== Problem description ==
Extract, from the listing that follows, each line containing the word "type".

[Collected data]
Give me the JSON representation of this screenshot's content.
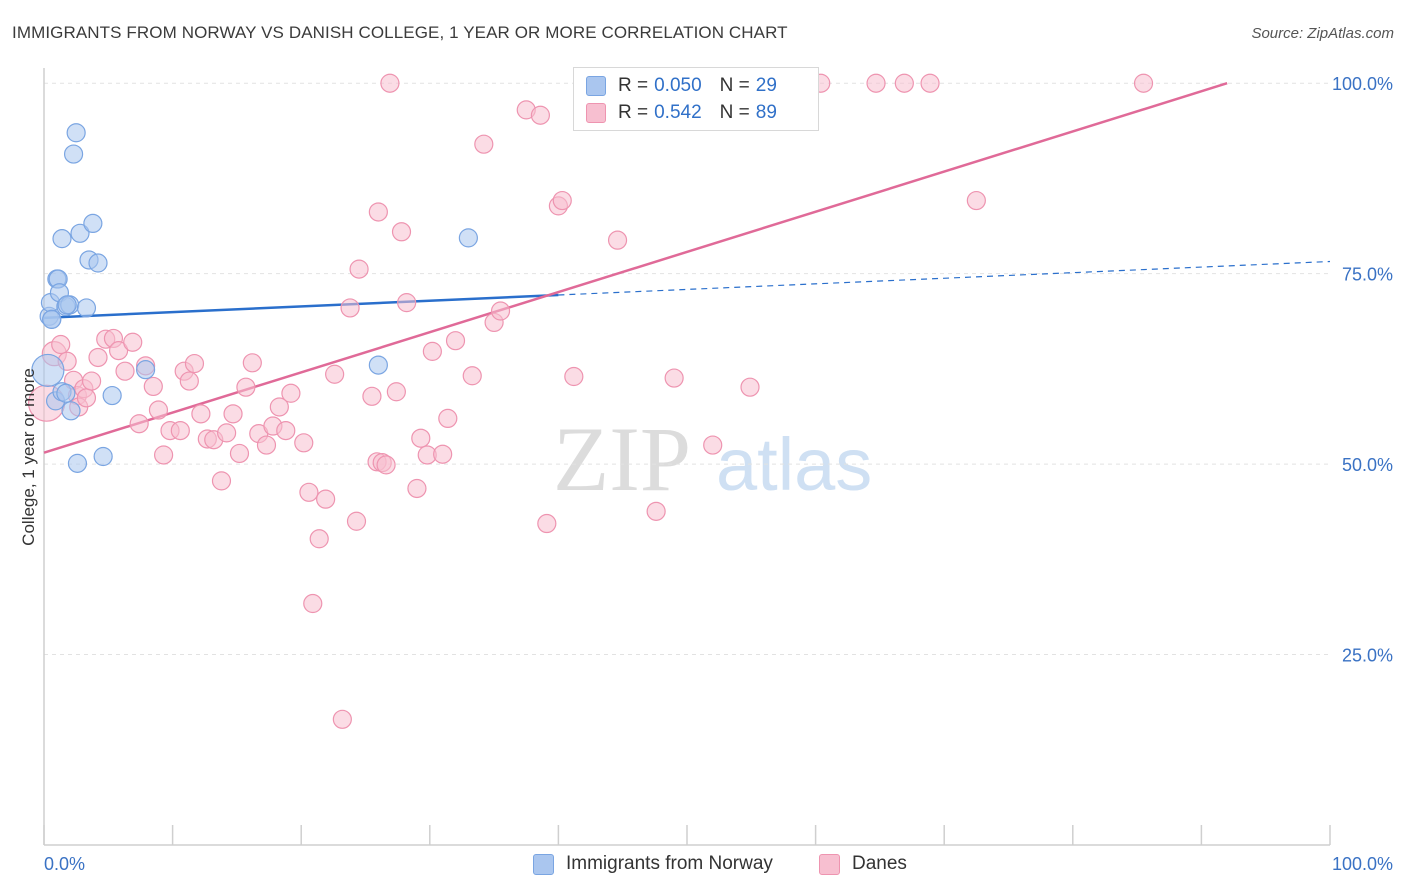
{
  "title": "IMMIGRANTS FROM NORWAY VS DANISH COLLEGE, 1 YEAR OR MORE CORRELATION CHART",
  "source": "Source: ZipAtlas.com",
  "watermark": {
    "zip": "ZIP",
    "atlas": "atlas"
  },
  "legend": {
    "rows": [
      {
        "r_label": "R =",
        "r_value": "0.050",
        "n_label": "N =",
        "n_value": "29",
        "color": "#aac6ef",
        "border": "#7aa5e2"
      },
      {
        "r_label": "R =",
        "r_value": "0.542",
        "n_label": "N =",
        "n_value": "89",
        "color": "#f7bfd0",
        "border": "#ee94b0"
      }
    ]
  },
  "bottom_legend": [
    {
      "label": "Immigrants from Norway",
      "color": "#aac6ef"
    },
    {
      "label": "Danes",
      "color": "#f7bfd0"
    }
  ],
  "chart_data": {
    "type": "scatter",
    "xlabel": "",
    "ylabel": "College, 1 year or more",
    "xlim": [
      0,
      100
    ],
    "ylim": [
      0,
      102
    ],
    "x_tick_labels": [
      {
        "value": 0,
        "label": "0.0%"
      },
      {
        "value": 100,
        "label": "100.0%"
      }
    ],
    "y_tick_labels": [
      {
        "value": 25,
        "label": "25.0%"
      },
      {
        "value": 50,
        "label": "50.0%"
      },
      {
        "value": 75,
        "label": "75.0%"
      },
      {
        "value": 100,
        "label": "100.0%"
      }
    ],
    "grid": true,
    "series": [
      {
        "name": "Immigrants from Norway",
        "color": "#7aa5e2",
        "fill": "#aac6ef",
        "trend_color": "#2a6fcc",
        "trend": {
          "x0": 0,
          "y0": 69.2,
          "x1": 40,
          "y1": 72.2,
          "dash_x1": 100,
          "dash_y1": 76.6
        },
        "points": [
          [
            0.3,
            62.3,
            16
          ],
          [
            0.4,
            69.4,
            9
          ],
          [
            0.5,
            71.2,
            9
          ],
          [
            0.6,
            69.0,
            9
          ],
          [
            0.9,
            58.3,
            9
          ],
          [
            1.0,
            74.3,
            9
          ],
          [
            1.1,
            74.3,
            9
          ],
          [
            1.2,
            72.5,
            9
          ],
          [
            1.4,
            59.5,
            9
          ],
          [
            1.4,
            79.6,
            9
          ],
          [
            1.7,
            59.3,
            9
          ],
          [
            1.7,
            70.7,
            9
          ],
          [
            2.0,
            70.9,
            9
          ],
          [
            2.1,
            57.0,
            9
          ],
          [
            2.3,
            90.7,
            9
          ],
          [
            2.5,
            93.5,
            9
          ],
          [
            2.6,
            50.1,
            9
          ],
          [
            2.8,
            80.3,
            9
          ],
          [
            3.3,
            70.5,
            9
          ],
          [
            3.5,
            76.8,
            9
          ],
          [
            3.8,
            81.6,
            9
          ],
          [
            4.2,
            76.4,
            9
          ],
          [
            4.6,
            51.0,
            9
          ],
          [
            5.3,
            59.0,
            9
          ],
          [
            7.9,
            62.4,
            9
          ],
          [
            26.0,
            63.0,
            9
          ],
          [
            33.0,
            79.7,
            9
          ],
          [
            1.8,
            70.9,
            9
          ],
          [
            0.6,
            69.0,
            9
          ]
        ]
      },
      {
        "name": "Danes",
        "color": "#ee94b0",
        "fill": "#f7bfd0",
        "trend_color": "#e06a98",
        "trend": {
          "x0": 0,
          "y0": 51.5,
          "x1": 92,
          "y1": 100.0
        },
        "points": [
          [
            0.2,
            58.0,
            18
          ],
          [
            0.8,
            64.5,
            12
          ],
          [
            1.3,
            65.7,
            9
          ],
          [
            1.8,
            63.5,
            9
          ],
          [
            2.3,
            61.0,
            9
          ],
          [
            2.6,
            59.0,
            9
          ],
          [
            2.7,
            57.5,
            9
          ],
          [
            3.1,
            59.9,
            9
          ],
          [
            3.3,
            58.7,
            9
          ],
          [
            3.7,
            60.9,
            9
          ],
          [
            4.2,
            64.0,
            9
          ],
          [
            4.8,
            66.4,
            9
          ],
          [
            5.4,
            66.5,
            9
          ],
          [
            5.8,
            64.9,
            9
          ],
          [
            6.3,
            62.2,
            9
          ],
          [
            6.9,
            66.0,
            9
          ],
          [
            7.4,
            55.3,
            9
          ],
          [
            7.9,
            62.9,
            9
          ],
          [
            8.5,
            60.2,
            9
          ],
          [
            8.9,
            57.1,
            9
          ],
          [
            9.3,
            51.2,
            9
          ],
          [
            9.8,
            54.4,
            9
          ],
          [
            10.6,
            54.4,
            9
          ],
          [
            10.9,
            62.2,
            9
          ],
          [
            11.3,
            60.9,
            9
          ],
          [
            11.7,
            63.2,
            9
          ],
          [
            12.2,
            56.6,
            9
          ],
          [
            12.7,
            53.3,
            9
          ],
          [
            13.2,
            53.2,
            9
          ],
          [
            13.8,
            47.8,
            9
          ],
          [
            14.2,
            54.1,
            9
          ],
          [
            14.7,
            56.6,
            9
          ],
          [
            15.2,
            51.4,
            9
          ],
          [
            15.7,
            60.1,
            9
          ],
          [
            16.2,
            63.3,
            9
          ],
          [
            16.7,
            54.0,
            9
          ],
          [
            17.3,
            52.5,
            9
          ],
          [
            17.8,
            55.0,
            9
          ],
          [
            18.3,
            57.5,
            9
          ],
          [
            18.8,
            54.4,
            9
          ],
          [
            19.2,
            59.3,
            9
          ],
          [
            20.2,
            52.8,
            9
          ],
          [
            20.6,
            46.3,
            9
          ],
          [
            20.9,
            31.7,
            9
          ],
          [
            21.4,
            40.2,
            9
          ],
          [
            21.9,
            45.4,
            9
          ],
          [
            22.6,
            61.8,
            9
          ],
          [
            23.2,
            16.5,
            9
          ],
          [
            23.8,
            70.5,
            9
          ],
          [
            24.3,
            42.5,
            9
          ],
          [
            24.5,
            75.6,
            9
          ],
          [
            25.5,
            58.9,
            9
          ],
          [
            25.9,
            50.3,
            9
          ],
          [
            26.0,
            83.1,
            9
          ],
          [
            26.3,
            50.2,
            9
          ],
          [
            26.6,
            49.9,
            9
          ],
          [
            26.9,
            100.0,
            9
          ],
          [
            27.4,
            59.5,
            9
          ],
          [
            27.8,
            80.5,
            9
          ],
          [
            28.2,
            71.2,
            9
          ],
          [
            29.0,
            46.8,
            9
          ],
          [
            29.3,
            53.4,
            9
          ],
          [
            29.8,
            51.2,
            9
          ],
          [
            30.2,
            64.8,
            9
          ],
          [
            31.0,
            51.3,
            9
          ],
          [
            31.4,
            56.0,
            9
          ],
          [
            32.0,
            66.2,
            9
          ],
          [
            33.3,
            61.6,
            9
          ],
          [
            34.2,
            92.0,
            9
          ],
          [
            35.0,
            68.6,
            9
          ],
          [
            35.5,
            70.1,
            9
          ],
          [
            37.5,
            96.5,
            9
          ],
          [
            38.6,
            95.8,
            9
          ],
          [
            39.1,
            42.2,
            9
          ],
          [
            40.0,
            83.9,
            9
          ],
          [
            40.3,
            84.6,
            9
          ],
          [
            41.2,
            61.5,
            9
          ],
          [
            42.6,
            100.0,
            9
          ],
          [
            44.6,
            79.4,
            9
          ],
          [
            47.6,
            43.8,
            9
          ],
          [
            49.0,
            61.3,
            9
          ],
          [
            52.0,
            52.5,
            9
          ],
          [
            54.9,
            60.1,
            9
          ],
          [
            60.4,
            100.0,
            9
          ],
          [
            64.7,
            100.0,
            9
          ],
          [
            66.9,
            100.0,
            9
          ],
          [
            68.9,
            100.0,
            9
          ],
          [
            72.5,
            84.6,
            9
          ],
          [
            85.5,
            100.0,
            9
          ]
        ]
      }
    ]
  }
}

==

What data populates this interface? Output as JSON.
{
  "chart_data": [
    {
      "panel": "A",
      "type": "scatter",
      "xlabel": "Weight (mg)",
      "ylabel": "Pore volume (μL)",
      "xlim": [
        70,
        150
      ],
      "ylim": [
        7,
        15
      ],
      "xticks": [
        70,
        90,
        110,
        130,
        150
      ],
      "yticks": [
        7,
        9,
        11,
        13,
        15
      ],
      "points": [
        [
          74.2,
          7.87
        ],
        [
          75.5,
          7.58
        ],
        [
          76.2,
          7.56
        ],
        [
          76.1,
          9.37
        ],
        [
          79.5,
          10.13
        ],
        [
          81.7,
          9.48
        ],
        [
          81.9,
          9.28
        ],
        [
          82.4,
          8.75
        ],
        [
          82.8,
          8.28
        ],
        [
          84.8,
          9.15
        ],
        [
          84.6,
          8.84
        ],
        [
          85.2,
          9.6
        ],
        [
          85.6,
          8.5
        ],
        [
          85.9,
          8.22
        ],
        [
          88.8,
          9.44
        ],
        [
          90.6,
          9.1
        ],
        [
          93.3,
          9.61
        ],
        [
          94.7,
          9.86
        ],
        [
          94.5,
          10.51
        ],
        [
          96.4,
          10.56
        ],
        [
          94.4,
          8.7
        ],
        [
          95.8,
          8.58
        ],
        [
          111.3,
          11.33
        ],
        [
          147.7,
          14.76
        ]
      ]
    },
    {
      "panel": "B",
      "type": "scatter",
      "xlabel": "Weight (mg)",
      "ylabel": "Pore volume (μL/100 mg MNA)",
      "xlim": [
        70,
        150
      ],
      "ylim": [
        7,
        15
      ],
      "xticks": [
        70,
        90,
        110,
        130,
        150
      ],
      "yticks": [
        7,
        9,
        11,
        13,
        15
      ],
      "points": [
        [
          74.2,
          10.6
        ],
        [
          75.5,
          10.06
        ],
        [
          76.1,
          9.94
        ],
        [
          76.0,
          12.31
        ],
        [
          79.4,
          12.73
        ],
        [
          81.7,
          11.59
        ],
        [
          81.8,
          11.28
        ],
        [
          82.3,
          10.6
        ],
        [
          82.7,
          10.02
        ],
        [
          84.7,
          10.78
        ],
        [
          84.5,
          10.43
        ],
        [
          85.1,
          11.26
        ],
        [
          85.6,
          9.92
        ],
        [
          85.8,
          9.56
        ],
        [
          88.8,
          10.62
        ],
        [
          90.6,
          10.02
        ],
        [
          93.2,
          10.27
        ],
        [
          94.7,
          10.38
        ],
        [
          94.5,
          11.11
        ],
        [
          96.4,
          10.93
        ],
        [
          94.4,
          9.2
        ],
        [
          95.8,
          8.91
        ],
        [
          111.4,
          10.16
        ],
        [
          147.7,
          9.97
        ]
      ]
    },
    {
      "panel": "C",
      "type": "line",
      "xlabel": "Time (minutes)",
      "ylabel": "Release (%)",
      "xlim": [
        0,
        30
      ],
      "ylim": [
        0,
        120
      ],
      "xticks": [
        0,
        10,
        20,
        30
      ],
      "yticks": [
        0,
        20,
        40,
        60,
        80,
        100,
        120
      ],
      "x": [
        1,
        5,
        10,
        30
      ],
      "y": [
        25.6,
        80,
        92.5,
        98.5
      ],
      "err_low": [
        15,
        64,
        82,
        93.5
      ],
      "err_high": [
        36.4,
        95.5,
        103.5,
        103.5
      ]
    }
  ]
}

== Response to this exercise ==
    "type": "scatter",
      "type": "scatter",
      "type": "scatter",
      "type": "line",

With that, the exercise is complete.